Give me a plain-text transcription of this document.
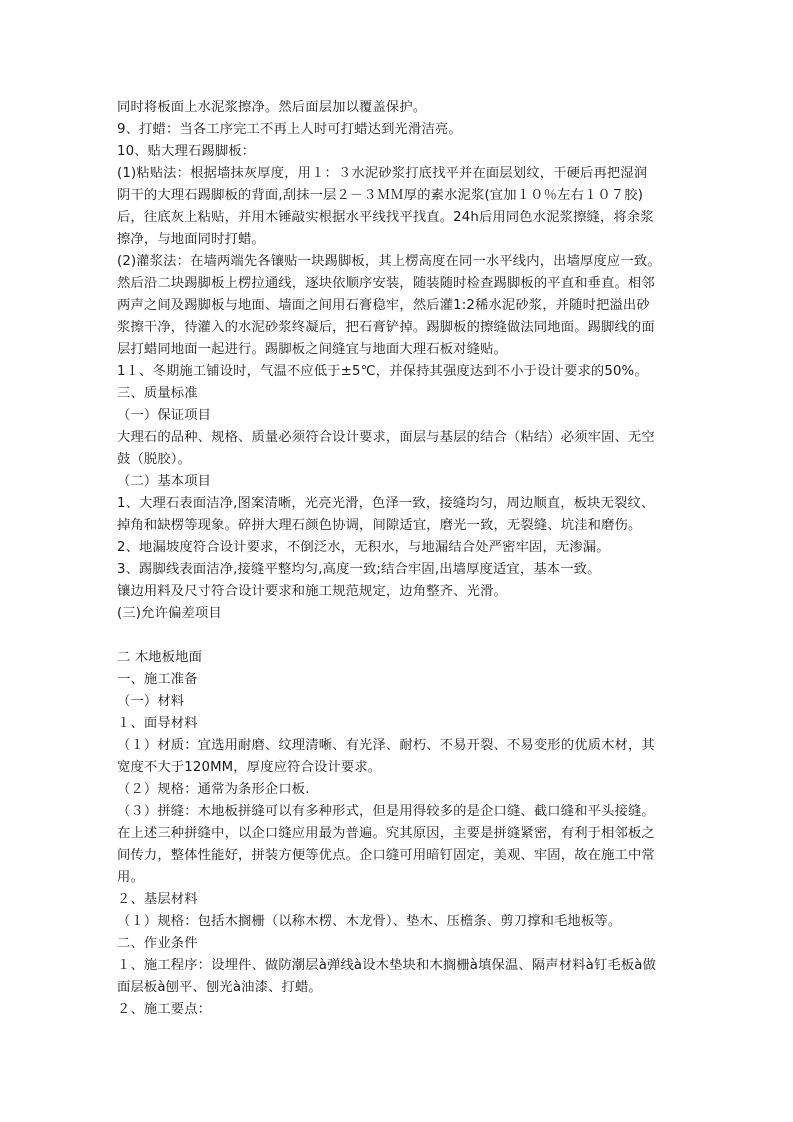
同时将板面上水泥浆擦净。然后面层加以覆盖保护。
9、打蜡：当各工序完工不再上人时可打蜡达到光滑洁亮。
10、贴大理石踢脚板：
(1)粘贴法：根据墙抹灰厚度，用１：３水泥砂浆打底找平并在面层划纹，干硬后再把湿润
阴干的大理石踢脚板的背面,刮抹一层２－３ＭＭ厚的素水泥浆(宜加１０％左右１０７胶)
后，往底灰上粘贴，并用木锤敲实根据水平线找平找直。24h后用同色水泥浆擦缝，将余浆
擦净，与地面同时打蜡。
(2)灌浆法：在墙两端先各镶贴一块踢脚板，其上楞高度在同一水平线内，出墙厚度应一致。
然后沿二块踢脚板上楞拉通线，逐块依顺序安装，随装随时检查踢脚板的平直和垂直。相邻
两声之间及踢脚板与地面、墙面之间用石膏稳牢，然后灌1:2稀水泥砂浆，并随时把溢出砂
浆擦干净，待灌入的水泥砂浆终凝后，把石膏铲掉。踢脚板的擦缝做法同地面。踢脚线的面
层打蜡同地面一起进行。踢脚板之间缝宜与地面大理石板对缝贴。
1１、冬期施工铺设时，气温不应低于±5℃，并保持其强度达到不小于设计要求的50%。
三、质量标准
（一）保证项目
大理石的品种、规格、质量必须符合设计要求，面层与基层的结合（粘结）必须牢固、无空
鼓（脱胶）。
（二）基本项目
1、大理石表面洁净,图案清晰，光亮光滑，色泽一致，接缝均匀，周边顺直，板块无裂纹、
掉角和缺楞等现象。碎拼大理石颜色协调，间隙适宜，磨光一致，无裂缝、坑洼和磨伤。
2、地漏坡度符合设计要求，不倒泛水，无积水，与地漏结合处严密牢固，无渗漏。
3、踢脚线表面洁净,接缝平整均匀,高度一致;结合牢固,出墙厚度适宜，基本一致。
镶边用料及尺寸符合设计要求和施工规范规定，边角整齐、光滑。
(三)允许偏差项目
二 木地板地面
一、施工准备
（一）材料
１、面导材料
（１）材质：宜选用耐磨、纹理清晰、有光泽、耐朽、不易开裂、不易变形的优质木材，其
宽度不大于120MM，厚度应符合设计要求。
（２）规格：通常为条形企口板.
（３）拼缝：木地板拼缝可以有多种形式，但是用得较多的是企口缝、截口缝和平头接缝。
在上述三种拼缝中，以企口缝应用最为普遍。究其原因，主要是拼缝紧密，有利于相邻板之
间传力，整体性能好，拼装方便等优点。企口缝可用暗钉固定，美观、牢固，故在施工中常
用。
２、基层材料
（１）规格：包括木搁栅（以称木楞、木龙骨）、垫木、压檐条、剪刀撑和毛地板等。
二、作业条件
１、施工程序：设埋件、做防潮层à弹线à设木垫块和木搁栅à填保温、隔声材料à钉毛板à做
面层板à刨平、刨光à油漆、打蜡。
２、施工要点：
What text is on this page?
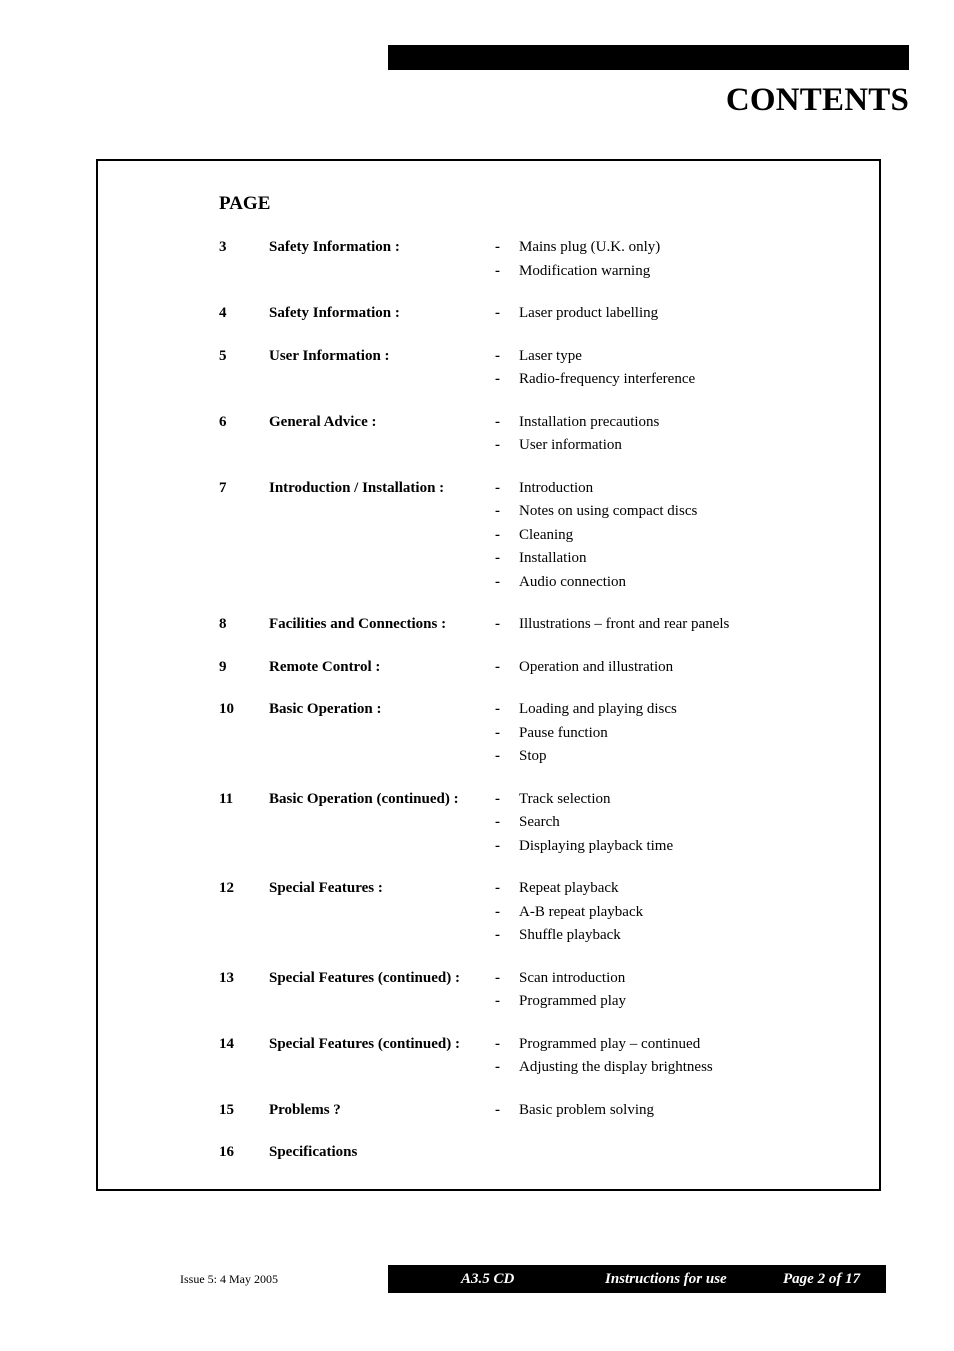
CONTENTS
PAGE
3	Safety Information :	- Mains plug (U.K. only)
- Modification warning
4	Safety Information :	- Laser product labelling
5	User Information :	- Laser type
- Radio-frequency interference
6	General Advice :	- Installation precautions
- User information
7	Introduction / Installation :	- Introduction
- Notes on using compact discs
- Cleaning
- Installation
- Audio connection
8	Facilities and Connections :	- Illustrations – front and rear panels
9	Remote Control :	- Operation and illustration
10 Basic Operation :	- Loading and playing discs
- Pause function
- Stop
11 Basic Operation (continued) : - Track selection
- Search
- Displaying playback time
12 Special Features :	- Repeat playback
- A-B repeat playback
- Shuffle playback
13 Special Features (continued) : - Scan introduction
- Programmed play
14 Special Features (continued) : - Programmed play – continued
- Adjusting the display brightness
15 Problems ?	- Basic problem solving
16 Specifications
Issue 5: 4 May 2005	A3.5 CD	Instructions for use	Page 2 of 17
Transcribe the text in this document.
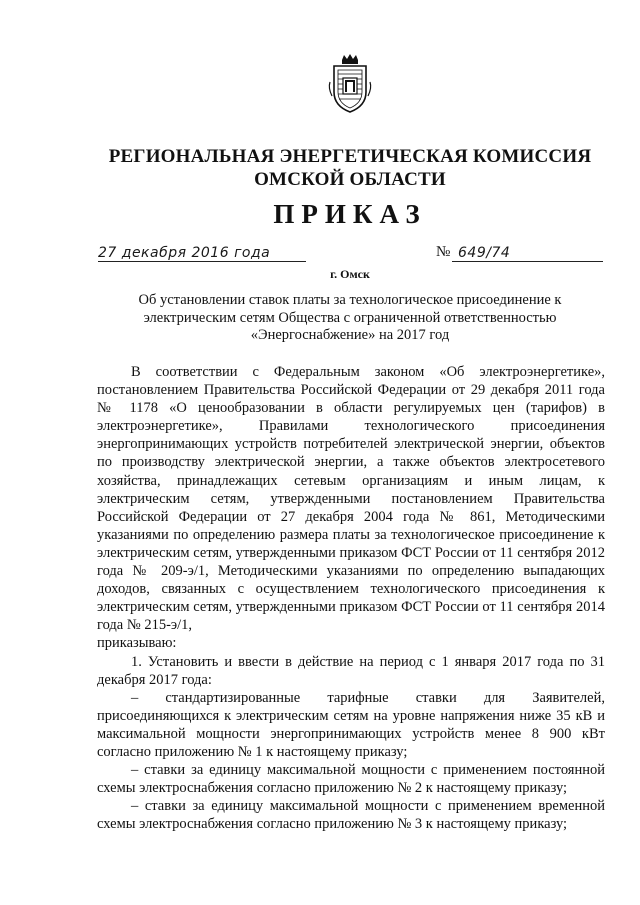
РЕГИОНАЛЬНАЯ ЭНЕРГЕТИЧЕСКАЯ КОМИССИЯ
ОМСКОЙ ОБЛАСТИ
ПРИКАЗ
27 декабря 2016 года	№ 649/74
г. Омск
Об установлении ставок платы за технологическое присоединение к электрическим сетям Общества с ограниченной ответственностью «Энергоснабжение» на 2017 год

В соответствии с Федеральным законом «Об электроэнергетике», постановлением Правительства Российской Федерации от 29 декабря 2011 года № 1178 «О ценообразовании в области регулируемых цен (тарифов) в электроэнергетике», Правилами технологического присоединения энергопринимающих устройств потребителей электрической энергии, объектов по производству электрической энергии, а также объектов электросетевого хозяйства, принадлежащих сетевым организациям и иным лицам, к электрическим сетям, утвержденными постановлением Правительства Российской Федерации от 27 декабря 2004 года № 861, Методическими указаниями по определению размера платы за технологическое присоединение к электрическим сетям, утвержденными приказом ФСТ России от 11 сентября 2012 года № 209-э/1, Методическими указаниями по определению выпадающих доходов, связанных с осуществлением технологического присоединения к электрическим сетям, утвержденными приказом ФСТ России от 11 сентября 2014 года № 215-э/1,

приказываю:

1. Установить и ввести в действие на период с 1 января 2017 года по 31 декабря 2017 года:

– стандартизированные тарифные ставки для Заявителей, присоединяющихся к электрическим сетям на уровне напряжения ниже 35 кВ и максимальной мощности энергопринимающих устройств менее 8 900 кВт согласно приложению № 1 к настоящему приказу;

– ставки за единицу максимальной мощности с применением постоянной схемы электроснабжения согласно приложению № 2 к настоящему приказу;

– ставки за единицу максимальной мощности с применением временной схемы электроснабжения согласно приложению № 3 к настоящему приказу;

+++++

EXERCISE AIM> Reproduce each line of the material containing the word "ставки".

WORKED ANSWER>
– стандартизированные тарифные ставки для Заявителей, присоединяющихся к электрическим сетям на уровне напряжения ниже 35 кВ и максимальной мощности энергопринимающих устройств менее 8 900 кВт согласно приложению № 1 к настоящему приказу;
– ставки за единицу максимальной мощности с применением постоянной схемы электроснабжения согласно приложению № 2 к настоящему приказу;
– ставки за единицу максимальной мощности с применением временной схемы электроснабжения согласно приложению № 3 к настоящему приказу;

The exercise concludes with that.